→ GOAL: Go through the entries and transcribe each one exactly, dropping the pictures.

→ LISTED ENTRIES:
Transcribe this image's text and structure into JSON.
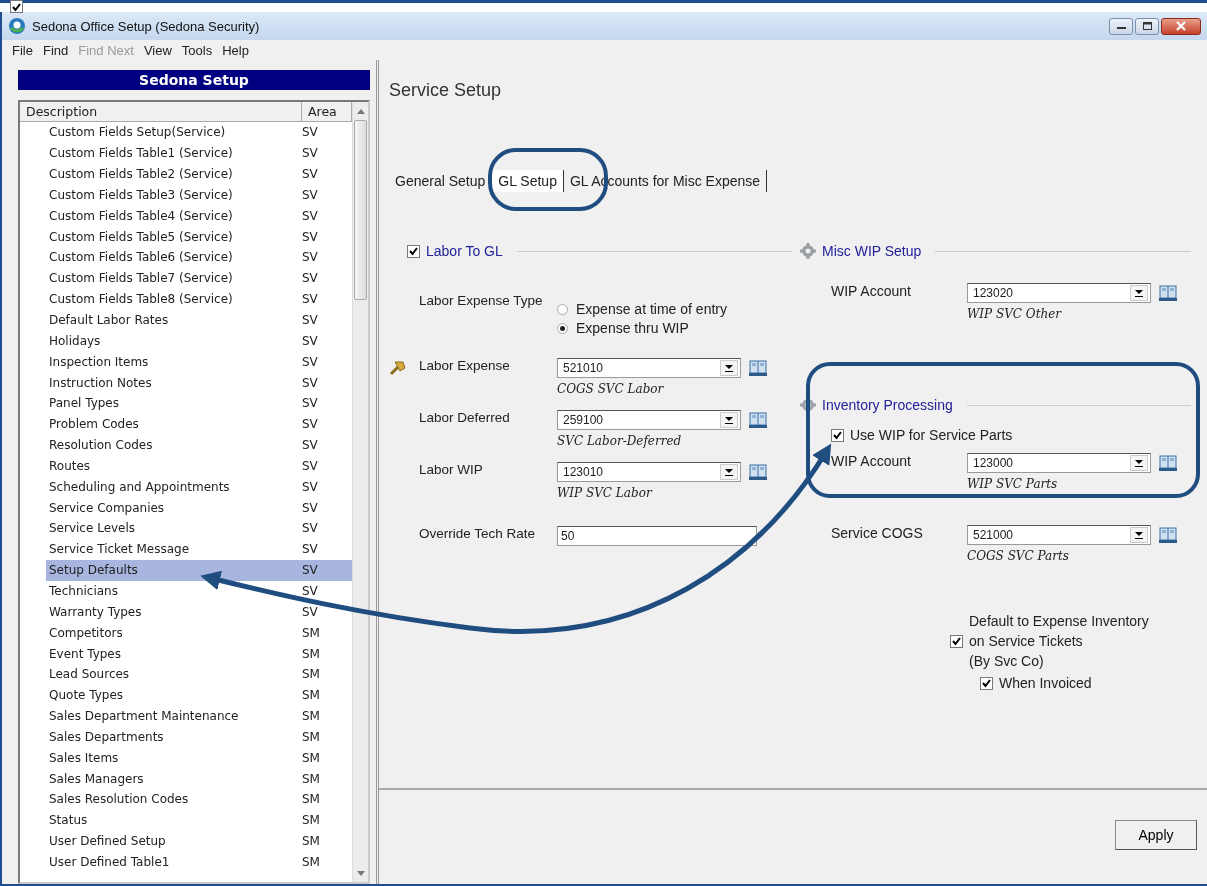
{
  "corner_checkbox": {
    "checked": true
  },
  "window": {
    "title": "Sedona Office Setup (Sedona Security)"
  },
  "menu": [
    {
      "label": "File",
      "disabled": false
    },
    {
      "label": "Find",
      "disabled": false
    },
    {
      "label": "Find Next",
      "disabled": true
    },
    {
      "label": "View",
      "disabled": false
    },
    {
      "label": "Tools",
      "disabled": false
    },
    {
      "label": "Help",
      "disabled": false
    }
  ],
  "sidebar": {
    "title": "Sedona Setup",
    "columns": [
      "Description",
      "Area"
    ],
    "rows": [
      {
        "description": "Custom Fields Setup(Service)",
        "area": "SV",
        "selected": false
      },
      {
        "description": "Custom Fields Table1 (Service)",
        "area": "SV",
        "selected": false
      },
      {
        "description": "Custom Fields Table2 (Service)",
        "area": "SV",
        "selected": false
      },
      {
        "description": "Custom Fields Table3 (Service)",
        "area": "SV",
        "selected": false
      },
      {
        "description": "Custom Fields Table4 (Service)",
        "area": "SV",
        "selected": false
      },
      {
        "description": "Custom Fields Table5 (Service)",
        "area": "SV",
        "selected": false
      },
      {
        "description": "Custom Fields Table6 (Service)",
        "area": "SV",
        "selected": false
      },
      {
        "description": "Custom Fields Table7 (Service)",
        "area": "SV",
        "selected": false
      },
      {
        "description": "Custom Fields Table8 (Service)",
        "area": "SV",
        "selected": false
      },
      {
        "description": "Default Labor Rates",
        "area": "SV",
        "selected": false
      },
      {
        "description": "Holidays",
        "area": "SV",
        "selected": false
      },
      {
        "description": "Inspection Items",
        "area": "SV",
        "selected": false
      },
      {
        "description": "Instruction Notes",
        "area": "SV",
        "selected": false
      },
      {
        "description": "Panel Types",
        "area": "SV",
        "selected": false
      },
      {
        "description": "Problem Codes",
        "area": "SV",
        "selected": false
      },
      {
        "description": "Resolution Codes",
        "area": "SV",
        "selected": false
      },
      {
        "description": "Routes",
        "area": "SV",
        "selected": false
      },
      {
        "description": "Scheduling and Appointments",
        "area": "SV",
        "selected": false
      },
      {
        "description": "Service Companies",
        "area": "SV",
        "selected": false
      },
      {
        "description": "Service Levels",
        "area": "SV",
        "selected": false
      },
      {
        "description": "Service Ticket Message",
        "area": "SV",
        "selected": false
      },
      {
        "description": "Setup Defaults",
        "area": "SV",
        "selected": true
      },
      {
        "description": "Technicians",
        "area": "SV",
        "selected": false
      },
      {
        "description": "Warranty Types",
        "area": "SV",
        "selected": false
      },
      {
        "description": "Competitors",
        "area": "SM",
        "selected": false
      },
      {
        "description": "Event Types",
        "area": "SM",
        "selected": false
      },
      {
        "description": "Lead Sources",
        "area": "SM",
        "selected": false
      },
      {
        "description": "Quote Types",
        "area": "SM",
        "selected": false
      },
      {
        "description": "Sales Department Maintenance",
        "area": "SM",
        "selected": false
      },
      {
        "description": "Sales Departments",
        "area": "SM",
        "selected": false
      },
      {
        "description": "Sales Items",
        "area": "SM",
        "selected": false
      },
      {
        "description": "Sales Managers",
        "area": "SM",
        "selected": false
      },
      {
        "description": "Sales Resolution Codes",
        "area": "SM",
        "selected": false
      },
      {
        "description": "Status",
        "area": "SM",
        "selected": false
      },
      {
        "description": "User Defined Setup",
        "area": "SM",
        "selected": false
      },
      {
        "description": "User Defined Table1",
        "area": "SM",
        "selected": false
      }
    ]
  },
  "content": {
    "title": "Service Setup",
    "tabs": [
      {
        "label": "General Setup",
        "selected": false
      },
      {
        "label": "GL Setup",
        "selected": true
      },
      {
        "label": "GL Accounts for Misc Expense",
        "selected": false
      }
    ],
    "labor_to_gl": {
      "label": "Labor To GL",
      "checked": true
    },
    "labor_expense_type": {
      "label": "Labor Expense Type",
      "options": [
        {
          "label": "Expense at time of entry",
          "selected": false
        },
        {
          "label": "Expense thru WIP",
          "selected": true
        }
      ]
    },
    "accounts": [
      {
        "label": "Labor Expense",
        "value": "521010",
        "description": "COGS SVC Labor",
        "flagged": true
      },
      {
        "label": "Labor Deferred",
        "value": "259100",
        "description": "SVC Labor-Deferred",
        "flagged": false
      },
      {
        "label": "Labor WIP",
        "value": "123010",
        "description": "WIP SVC Labor",
        "flagged": false
      }
    ],
    "override_tech_rate": {
      "label": "Override Tech Rate",
      "value": "50"
    },
    "misc_wip": {
      "title": "Misc WIP Setup",
      "account": {
        "label": "WIP Account",
        "value": "123020",
        "description": "WIP SVC Other"
      }
    },
    "inventory": {
      "title": "Inventory Processing",
      "use_wip": {
        "label": "Use WIP for Service Parts",
        "checked": true
      },
      "account": {
        "label": "WIP Account",
        "value": "123000",
        "description": "WIP SVC Parts"
      }
    },
    "service_cogs": {
      "label": "Service COGS",
      "value": "521000",
      "description": "COGS SVC Parts"
    },
    "default_expense": {
      "label": "Default to Expense Inventory\non Service Tickets\n(By Svc Co)",
      "checked": true
    },
    "when_invoiced": {
      "label": "When Invoiced",
      "checked": true
    },
    "apply_button": "Apply"
  }
}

→ IN RESPONSE:
Transcribe this image's text and structure into JSON.
{
  "corner_checkbox": {
    "checked": true
  },
  "window": {
    "title": "Sedona Office Setup (Sedona Security)"
  },
  "menu": [
    {
      "label": "File",
      "disabled": false
    },
    {
      "label": "Find",
      "disabled": false
    },
    {
      "label": "Find Next",
      "disabled": true
    },
    {
      "label": "View",
      "disabled": false
    },
    {
      "label": "Tools",
      "disabled": false
    },
    {
      "label": "Help",
      "disabled": false
    }
  ],
  "sidebar": {
    "title": "Sedona Setup",
    "columns": [
      "Description",
      "Area"
    ],
    "rows": [
      {
        "description": "Custom Fields Setup(Service)",
        "area": "SV",
        "selected": false
      },
      {
        "description": "Custom Fields Table1 (Service)",
        "area": "SV",
        "selected": false
      },
      {
        "description": "Custom Fields Table2 (Service)",
        "area": "SV",
        "selected": false
      },
      {
        "description": "Custom Fields Table3 (Service)",
        "area": "SV",
        "selected": false
      },
      {
        "description": "Custom Fields Table4 (Service)",
        "area": "SV",
        "selected": false
      },
      {
        "description": "Custom Fields Table5 (Service)",
        "area": "SV",
        "selected": false
      },
      {
        "description": "Custom Fields Table6 (Service)",
        "area": "SV",
        "selected": false
      },
      {
        "description": "Custom Fields Table7 (Service)",
        "area": "SV",
        "selected": false
      },
      {
        "description": "Custom Fields Table8 (Service)",
        "area": "SV",
        "selected": false
      },
      {
        "description": "Default Labor Rates",
        "area": "SV",
        "selected": false
      },
      {
        "description": "Holidays",
        "area": "SV",
        "selected": false
      },
      {
        "description": "Inspection Items",
        "area": "SV",
        "selected": false
      },
      {
        "description": "Instruction Notes",
        "area": "SV",
        "selected": false
      },
      {
        "description": "Panel Types",
        "area": "SV",
        "selected": false
      },
      {
        "description": "Problem Codes",
        "area": "SV",
        "selected": false
      },
      {
        "description": "Resolution Codes",
        "area": "SV",
        "selected": false
      },
      {
        "description": "Routes",
        "area": "SV",
        "selected": false
      },
      {
        "description": "Scheduling and Appointments",
        "area": "SV",
        "selected": false
      },
      {
        "description": "Service Companies",
        "area": "SV",
        "selected": false
      },
      {
        "description": "Service Levels",
        "area": "SV",
        "selected": false
      },
      {
        "description": "Service Ticket Message",
        "area": "SV",
        "selected": false
      },
      {
        "description": "Setup Defaults",
        "area": "SV",
        "selected": true
      },
      {
        "description": "Technicians",
        "area": "SV",
        "selected": false
      },
      {
        "description": "Warranty Types",
        "area": "SV",
        "selected": false
      },
      {
        "description": "Competitors",
        "area": "SM",
        "selected": false
      },
      {
        "description": "Event Types",
        "area": "SM",
        "selected": false
      },
      {
        "description": "Lead Sources",
        "area": "SM",
        "selected": false
      },
      {
        "description": "Quote Types",
        "area": "SM",
        "selected": false
      },
      {
        "description": "Sales Department Maintenance",
        "area": "SM",
        "selected": false
      },
      {
        "description": "Sales Departments",
        "area": "SM",
        "selected": false
      },
      {
        "description": "Sales Items",
        "area": "SM",
        "selected": false
      },
      {
        "description": "Sales Managers",
        "area": "SM",
        "selected": false
      },
      {
        "description": "Sales Resolution Codes",
        "area": "SM",
        "selected": false
      },
      {
        "description": "Status",
        "area": "SM",
        "selected": false
      },
      {
        "description": "User Defined Setup",
        "area": "SM",
        "selected": false
      },
      {
        "description": "User Defined Table1",
        "area": "SM",
        "selected": false
      }
    ]
  },
  "content": {
    "title": "Service Setup",
    "tabs": [
      {
        "label": "General Setup",
        "selected": false
      },
      {
        "label": "GL Setup",
        "selected": true
      },
      {
        "label": "GL Accounts for Misc Expense",
        "selected": false
      }
    ],
    "labor_to_gl": {
      "label": "Labor To GL",
      "checked": true
    },
    "labor_expense_type": {
      "label": "Labor Expense Type",
      "options": [
        {
          "label": "Expense at time of entry",
          "selected": false
        },
        {
          "label": "Expense thru WIP",
          "selected": true
        }
      ]
    },
    "accounts": [
      {
        "label": "Labor Expense",
        "value": "521010",
        "description": "COGS SVC Labor",
        "flagged": true
      },
      {
        "label": "Labor Deferred",
        "value": "259100",
        "description": "SVC Labor-Deferred",
        "flagged": false
      },
      {
        "label": "Labor WIP",
        "value": "123010",
        "description": "WIP SVC Labor",
        "flagged": false
      }
    ],
    "override_tech_rate": {
      "label": "Override Tech Rate",
      "value": "50"
    },
    "misc_wip": {
      "title": "Misc WIP Setup",
      "account": {
        "label": "WIP Account",
        "value": "123020",
        "description": "WIP SVC Other"
      }
    },
    "inventory": {
      "title": "Inventory Processing",
      "use_wip": {
        "label": "Use WIP for Service Parts",
        "checked": true
      },
      "account": {
        "label": "WIP Account",
        "value": "123000",
        "description": "WIP SVC Parts"
      }
    },
    "service_cogs": {
      "label": "Service COGS",
      "value": "521000",
      "description": "COGS SVC Parts"
    },
    "default_expense": {
      "label": "Default to Expense Inventory\non Service Tickets\n(By Svc Co)",
      "checked": true
    },
    "when_invoiced": {
      "label": "When Invoiced",
      "checked": true
    },
    "apply_button": "Apply"
  }
}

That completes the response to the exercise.